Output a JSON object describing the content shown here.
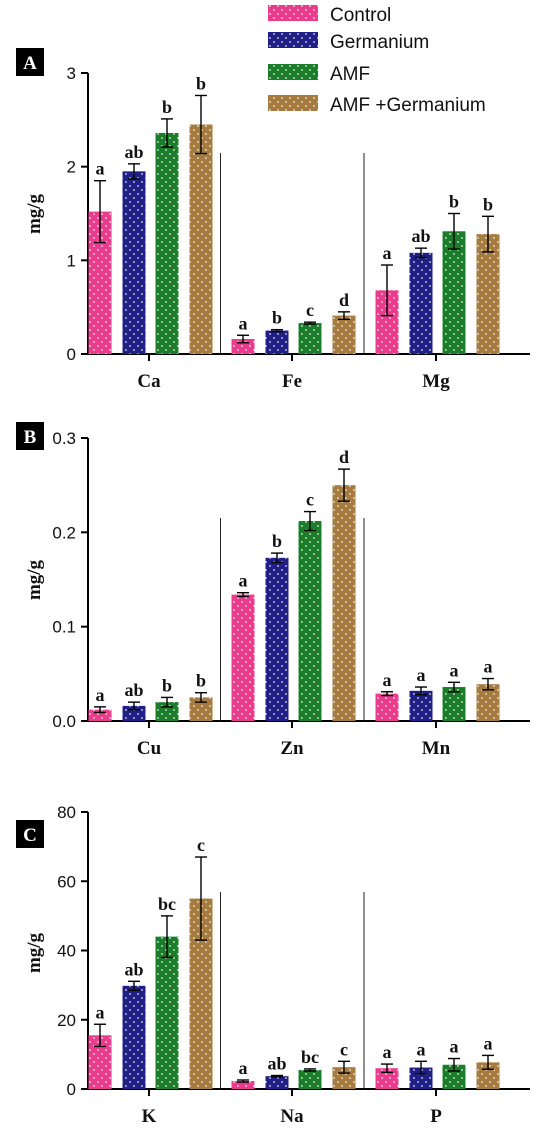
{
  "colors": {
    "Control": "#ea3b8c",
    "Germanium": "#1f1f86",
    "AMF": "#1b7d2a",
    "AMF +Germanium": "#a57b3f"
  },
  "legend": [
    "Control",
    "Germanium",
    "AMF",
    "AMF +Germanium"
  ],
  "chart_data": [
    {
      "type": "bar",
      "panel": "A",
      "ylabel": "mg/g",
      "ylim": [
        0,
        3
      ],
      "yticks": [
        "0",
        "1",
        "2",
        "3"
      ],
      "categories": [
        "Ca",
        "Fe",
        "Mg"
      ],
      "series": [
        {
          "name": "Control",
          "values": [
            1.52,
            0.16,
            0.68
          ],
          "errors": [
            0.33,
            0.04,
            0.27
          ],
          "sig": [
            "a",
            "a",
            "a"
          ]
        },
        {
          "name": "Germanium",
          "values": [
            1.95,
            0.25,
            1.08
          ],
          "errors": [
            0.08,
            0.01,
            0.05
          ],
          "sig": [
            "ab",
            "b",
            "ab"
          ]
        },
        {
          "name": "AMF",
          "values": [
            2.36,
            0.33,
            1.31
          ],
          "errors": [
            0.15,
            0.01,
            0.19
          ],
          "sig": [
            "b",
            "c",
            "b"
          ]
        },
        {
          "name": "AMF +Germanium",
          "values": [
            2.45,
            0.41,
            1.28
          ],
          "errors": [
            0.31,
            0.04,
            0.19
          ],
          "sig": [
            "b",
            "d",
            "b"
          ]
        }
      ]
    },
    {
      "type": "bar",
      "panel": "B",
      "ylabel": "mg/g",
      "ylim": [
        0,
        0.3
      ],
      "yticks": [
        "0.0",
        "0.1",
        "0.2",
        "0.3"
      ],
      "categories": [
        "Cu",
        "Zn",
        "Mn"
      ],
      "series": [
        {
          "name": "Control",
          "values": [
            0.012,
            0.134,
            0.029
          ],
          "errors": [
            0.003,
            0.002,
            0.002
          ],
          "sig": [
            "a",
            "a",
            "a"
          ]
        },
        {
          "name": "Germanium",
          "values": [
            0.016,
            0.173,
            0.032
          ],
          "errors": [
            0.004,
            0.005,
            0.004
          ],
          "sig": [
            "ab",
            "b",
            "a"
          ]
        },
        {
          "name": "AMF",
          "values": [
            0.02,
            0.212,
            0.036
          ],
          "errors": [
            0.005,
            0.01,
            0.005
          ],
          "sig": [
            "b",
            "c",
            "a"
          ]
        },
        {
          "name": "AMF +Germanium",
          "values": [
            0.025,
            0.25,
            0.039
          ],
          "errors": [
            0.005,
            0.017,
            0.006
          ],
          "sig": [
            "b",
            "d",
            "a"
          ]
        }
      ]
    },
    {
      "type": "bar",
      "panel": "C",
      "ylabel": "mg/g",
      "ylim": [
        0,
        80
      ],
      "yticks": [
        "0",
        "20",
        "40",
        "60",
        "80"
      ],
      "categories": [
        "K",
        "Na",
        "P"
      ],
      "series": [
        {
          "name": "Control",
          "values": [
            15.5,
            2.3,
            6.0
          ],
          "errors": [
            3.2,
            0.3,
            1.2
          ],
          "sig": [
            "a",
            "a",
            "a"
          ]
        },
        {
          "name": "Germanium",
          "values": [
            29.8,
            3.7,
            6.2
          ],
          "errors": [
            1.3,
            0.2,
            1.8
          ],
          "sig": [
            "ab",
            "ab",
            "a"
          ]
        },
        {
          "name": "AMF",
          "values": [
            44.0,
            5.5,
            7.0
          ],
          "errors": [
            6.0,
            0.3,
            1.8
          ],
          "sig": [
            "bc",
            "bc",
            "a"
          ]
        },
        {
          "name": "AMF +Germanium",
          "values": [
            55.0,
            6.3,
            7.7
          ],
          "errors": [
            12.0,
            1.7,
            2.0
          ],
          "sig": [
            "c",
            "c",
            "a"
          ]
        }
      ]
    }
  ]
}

Exercise task ▸
Repeat the records word for word. Any picture in them should be left out.

Final result ▸
Output a JSON object describing the content shown here.
{
  "colors": {
    "Control": "#ea3b8c",
    "Germanium": "#1f1f86",
    "AMF": "#1b7d2a",
    "AMF +Germanium": "#a57b3f"
  },
  "legend": [
    "Control",
    "Germanium",
    "AMF",
    "AMF +Germanium"
  ],
  "chart_data": [
    {
      "type": "bar",
      "panel": "A",
      "ylabel": "mg/g",
      "ylim": [
        0,
        3
      ],
      "yticks": [
        "0",
        "1",
        "2",
        "3"
      ],
      "categories": [
        "Ca",
        "Fe",
        "Mg"
      ],
      "series": [
        {
          "name": "Control",
          "values": [
            1.52,
            0.16,
            0.68
          ],
          "errors": [
            0.33,
            0.04,
            0.27
          ],
          "sig": [
            "a",
            "a",
            "a"
          ]
        },
        {
          "name": "Germanium",
          "values": [
            1.95,
            0.25,
            1.08
          ],
          "errors": [
            0.08,
            0.01,
            0.05
          ],
          "sig": [
            "ab",
            "b",
            "ab"
          ]
        },
        {
          "name": "AMF",
          "values": [
            2.36,
            0.33,
            1.31
          ],
          "errors": [
            0.15,
            0.01,
            0.19
          ],
          "sig": [
            "b",
            "c",
            "b"
          ]
        },
        {
          "name": "AMF +Germanium",
          "values": [
            2.45,
            0.41,
            1.28
          ],
          "errors": [
            0.31,
            0.04,
            0.19
          ],
          "sig": [
            "b",
            "d",
            "b"
          ]
        }
      ]
    },
    {
      "type": "bar",
      "panel": "B",
      "ylabel": "mg/g",
      "ylim": [
        0,
        0.3
      ],
      "yticks": [
        "0.0",
        "0.1",
        "0.2",
        "0.3"
      ],
      "categories": [
        "Cu",
        "Zn",
        "Mn"
      ],
      "series": [
        {
          "name": "Control",
          "values": [
            0.012,
            0.134,
            0.029
          ],
          "errors": [
            0.003,
            0.002,
            0.002
          ],
          "sig": [
            "a",
            "a",
            "a"
          ]
        },
        {
          "name": "Germanium",
          "values": [
            0.016,
            0.173,
            0.032
          ],
          "errors": [
            0.004,
            0.005,
            0.004
          ],
          "sig": [
            "ab",
            "b",
            "a"
          ]
        },
        {
          "name": "AMF",
          "values": [
            0.02,
            0.212,
            0.036
          ],
          "errors": [
            0.005,
            0.01,
            0.005
          ],
          "sig": [
            "b",
            "c",
            "a"
          ]
        },
        {
          "name": "AMF +Germanium",
          "values": [
            0.025,
            0.25,
            0.039
          ],
          "errors": [
            0.005,
            0.017,
            0.006
          ],
          "sig": [
            "b",
            "d",
            "a"
          ]
        }
      ]
    },
    {
      "type": "bar",
      "panel": "C",
      "ylabel": "mg/g",
      "ylim": [
        0,
        80
      ],
      "yticks": [
        "0",
        "20",
        "40",
        "60",
        "80"
      ],
      "categories": [
        "K",
        "Na",
        "P"
      ],
      "series": [
        {
          "name": "Control",
          "values": [
            15.5,
            2.3,
            6.0
          ],
          "errors": [
            3.2,
            0.3,
            1.2
          ],
          "sig": [
            "a",
            "a",
            "a"
          ]
        },
        {
          "name": "Germanium",
          "values": [
            29.8,
            3.7,
            6.2
          ],
          "errors": [
            1.3,
            0.2,
            1.8
          ],
          "sig": [
            "ab",
            "ab",
            "a"
          ]
        },
        {
          "name": "AMF",
          "values": [
            44.0,
            5.5,
            7.0
          ],
          "errors": [
            6.0,
            0.3,
            1.8
          ],
          "sig": [
            "bc",
            "bc",
            "a"
          ]
        },
        {
          "name": "AMF +Germanium",
          "values": [
            55.0,
            6.3,
            7.7
          ],
          "errors": [
            12.0,
            1.7,
            2.0
          ],
          "sig": [
            "c",
            "c",
            "a"
          ]
        }
      ]
    }
  ]
}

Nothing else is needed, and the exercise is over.